Data for this task:
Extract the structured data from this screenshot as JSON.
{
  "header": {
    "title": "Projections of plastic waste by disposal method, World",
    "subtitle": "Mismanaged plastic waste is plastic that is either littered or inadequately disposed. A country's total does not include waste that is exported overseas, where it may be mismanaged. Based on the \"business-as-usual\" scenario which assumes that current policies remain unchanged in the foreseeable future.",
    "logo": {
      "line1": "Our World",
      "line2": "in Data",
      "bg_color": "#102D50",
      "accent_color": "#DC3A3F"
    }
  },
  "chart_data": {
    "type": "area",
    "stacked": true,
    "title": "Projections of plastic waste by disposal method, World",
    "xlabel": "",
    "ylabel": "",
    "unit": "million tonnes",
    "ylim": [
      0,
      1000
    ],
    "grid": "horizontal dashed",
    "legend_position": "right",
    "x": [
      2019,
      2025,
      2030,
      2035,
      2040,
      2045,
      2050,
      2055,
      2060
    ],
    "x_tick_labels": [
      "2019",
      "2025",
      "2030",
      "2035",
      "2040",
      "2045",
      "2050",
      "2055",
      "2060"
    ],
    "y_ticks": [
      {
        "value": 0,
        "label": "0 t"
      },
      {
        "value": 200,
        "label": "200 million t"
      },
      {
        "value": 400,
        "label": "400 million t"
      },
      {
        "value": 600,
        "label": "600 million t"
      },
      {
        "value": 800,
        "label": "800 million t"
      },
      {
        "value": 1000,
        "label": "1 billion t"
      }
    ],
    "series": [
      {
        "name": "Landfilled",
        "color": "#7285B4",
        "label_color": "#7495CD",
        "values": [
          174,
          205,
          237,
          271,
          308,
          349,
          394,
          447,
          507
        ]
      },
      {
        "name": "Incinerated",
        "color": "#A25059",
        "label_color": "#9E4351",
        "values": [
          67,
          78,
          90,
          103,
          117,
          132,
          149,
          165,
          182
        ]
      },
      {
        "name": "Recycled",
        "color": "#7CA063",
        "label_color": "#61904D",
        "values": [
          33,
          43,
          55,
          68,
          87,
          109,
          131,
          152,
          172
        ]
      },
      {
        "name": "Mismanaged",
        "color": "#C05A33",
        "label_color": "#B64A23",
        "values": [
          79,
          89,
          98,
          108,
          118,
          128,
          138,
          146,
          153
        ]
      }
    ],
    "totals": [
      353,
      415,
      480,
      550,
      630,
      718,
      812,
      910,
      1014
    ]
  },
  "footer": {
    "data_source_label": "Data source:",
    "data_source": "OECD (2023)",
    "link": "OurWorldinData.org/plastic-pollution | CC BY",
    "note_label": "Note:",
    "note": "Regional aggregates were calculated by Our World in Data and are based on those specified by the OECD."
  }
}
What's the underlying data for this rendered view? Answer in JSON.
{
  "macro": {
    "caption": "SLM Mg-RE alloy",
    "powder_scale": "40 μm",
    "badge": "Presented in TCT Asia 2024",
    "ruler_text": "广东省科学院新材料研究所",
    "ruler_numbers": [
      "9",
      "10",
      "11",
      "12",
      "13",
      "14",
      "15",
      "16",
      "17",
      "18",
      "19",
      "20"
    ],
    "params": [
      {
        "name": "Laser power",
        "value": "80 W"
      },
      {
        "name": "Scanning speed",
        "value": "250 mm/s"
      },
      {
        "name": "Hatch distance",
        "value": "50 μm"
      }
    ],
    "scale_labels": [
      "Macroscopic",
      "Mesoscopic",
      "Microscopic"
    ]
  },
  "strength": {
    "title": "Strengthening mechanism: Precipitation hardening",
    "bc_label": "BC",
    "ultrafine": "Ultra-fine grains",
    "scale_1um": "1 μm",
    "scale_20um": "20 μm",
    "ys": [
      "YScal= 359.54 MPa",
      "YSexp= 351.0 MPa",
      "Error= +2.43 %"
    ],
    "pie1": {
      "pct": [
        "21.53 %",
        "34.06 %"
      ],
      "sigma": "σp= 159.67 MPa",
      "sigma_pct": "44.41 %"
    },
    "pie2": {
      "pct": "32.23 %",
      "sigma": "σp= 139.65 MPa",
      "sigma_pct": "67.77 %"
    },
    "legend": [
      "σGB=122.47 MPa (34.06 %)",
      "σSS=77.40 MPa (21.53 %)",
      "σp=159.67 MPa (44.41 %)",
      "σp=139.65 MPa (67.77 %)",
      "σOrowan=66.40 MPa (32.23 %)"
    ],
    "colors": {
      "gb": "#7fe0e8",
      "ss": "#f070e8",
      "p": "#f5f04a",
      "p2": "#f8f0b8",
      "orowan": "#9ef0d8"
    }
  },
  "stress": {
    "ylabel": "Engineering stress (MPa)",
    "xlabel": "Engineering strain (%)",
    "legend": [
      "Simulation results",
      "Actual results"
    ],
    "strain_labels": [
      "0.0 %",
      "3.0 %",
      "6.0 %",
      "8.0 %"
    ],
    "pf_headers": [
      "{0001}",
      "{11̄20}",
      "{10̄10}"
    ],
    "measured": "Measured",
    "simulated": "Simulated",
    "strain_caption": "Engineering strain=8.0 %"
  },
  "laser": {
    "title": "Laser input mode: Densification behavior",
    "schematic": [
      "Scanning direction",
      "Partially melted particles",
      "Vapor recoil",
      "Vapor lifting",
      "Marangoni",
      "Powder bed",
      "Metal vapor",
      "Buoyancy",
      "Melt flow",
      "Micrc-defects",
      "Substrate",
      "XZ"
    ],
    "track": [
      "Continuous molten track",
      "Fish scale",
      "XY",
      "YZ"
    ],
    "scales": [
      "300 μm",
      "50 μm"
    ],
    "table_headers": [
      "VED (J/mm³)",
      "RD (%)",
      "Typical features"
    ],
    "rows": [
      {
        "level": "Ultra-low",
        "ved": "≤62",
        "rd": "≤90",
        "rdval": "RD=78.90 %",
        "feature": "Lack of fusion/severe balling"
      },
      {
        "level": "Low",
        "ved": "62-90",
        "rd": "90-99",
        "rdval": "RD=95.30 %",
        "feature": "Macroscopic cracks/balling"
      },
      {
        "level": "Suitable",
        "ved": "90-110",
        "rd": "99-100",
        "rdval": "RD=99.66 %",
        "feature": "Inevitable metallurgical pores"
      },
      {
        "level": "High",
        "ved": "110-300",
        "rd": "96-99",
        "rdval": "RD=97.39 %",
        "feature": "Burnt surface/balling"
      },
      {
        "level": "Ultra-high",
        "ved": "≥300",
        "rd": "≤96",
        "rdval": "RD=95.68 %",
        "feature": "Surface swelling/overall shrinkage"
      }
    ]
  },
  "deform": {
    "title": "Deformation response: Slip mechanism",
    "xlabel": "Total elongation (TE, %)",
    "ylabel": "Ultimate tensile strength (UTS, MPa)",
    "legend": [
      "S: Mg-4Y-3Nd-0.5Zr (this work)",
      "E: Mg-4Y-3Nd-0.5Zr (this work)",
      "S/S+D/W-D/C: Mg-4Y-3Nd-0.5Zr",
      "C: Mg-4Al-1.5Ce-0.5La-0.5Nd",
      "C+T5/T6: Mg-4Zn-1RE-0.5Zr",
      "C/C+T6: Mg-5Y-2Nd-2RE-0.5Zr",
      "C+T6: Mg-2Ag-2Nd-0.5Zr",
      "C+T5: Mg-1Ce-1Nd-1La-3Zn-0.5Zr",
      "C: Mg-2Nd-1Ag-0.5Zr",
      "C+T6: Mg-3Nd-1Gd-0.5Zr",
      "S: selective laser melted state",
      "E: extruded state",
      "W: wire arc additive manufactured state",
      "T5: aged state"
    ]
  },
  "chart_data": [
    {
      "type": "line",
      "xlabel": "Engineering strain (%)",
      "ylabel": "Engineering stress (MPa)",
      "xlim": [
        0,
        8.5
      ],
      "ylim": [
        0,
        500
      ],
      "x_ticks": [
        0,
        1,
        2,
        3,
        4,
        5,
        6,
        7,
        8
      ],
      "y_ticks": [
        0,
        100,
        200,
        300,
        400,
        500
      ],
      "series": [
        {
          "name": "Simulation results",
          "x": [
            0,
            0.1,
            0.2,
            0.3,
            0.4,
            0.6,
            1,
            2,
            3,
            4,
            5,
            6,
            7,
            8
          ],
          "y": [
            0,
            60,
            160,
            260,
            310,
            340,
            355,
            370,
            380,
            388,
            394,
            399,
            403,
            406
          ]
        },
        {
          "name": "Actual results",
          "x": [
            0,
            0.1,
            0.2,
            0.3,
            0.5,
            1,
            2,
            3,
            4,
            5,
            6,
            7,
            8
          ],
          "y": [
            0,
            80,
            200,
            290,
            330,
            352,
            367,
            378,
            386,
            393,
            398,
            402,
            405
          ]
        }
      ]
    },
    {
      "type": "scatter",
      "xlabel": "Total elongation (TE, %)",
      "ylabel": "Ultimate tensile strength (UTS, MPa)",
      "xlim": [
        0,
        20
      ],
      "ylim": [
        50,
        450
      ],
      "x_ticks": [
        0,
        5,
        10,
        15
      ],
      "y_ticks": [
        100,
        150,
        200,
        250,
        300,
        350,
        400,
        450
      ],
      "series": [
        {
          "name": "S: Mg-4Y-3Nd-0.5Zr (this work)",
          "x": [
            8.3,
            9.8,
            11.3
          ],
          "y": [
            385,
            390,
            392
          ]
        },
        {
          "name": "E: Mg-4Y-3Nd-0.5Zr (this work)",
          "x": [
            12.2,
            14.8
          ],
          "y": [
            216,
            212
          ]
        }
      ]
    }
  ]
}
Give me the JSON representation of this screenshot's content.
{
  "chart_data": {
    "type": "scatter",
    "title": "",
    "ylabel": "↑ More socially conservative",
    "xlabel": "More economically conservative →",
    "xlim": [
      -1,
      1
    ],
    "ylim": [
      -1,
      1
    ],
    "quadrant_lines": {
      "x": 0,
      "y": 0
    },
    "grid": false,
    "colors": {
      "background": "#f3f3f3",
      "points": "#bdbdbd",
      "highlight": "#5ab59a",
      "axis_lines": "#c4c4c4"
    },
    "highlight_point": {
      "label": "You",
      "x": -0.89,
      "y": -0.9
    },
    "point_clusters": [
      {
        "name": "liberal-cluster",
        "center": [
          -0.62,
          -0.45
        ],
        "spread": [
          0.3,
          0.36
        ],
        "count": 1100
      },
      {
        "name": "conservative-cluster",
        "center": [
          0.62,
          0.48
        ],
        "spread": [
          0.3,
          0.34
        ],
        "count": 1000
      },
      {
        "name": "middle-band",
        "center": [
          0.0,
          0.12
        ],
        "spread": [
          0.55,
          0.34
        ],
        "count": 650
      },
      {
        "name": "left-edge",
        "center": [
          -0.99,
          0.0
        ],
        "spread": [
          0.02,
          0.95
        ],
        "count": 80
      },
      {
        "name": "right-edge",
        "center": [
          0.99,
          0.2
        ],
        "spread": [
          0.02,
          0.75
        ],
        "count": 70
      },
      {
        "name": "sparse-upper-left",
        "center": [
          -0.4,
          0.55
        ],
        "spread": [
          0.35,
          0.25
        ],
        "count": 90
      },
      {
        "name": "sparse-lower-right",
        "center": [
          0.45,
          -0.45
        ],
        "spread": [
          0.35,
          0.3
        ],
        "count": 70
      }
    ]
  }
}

Exercise instructions: Tell how many lines of the data above hold the string "ylabel". Give only the number.

Result: 6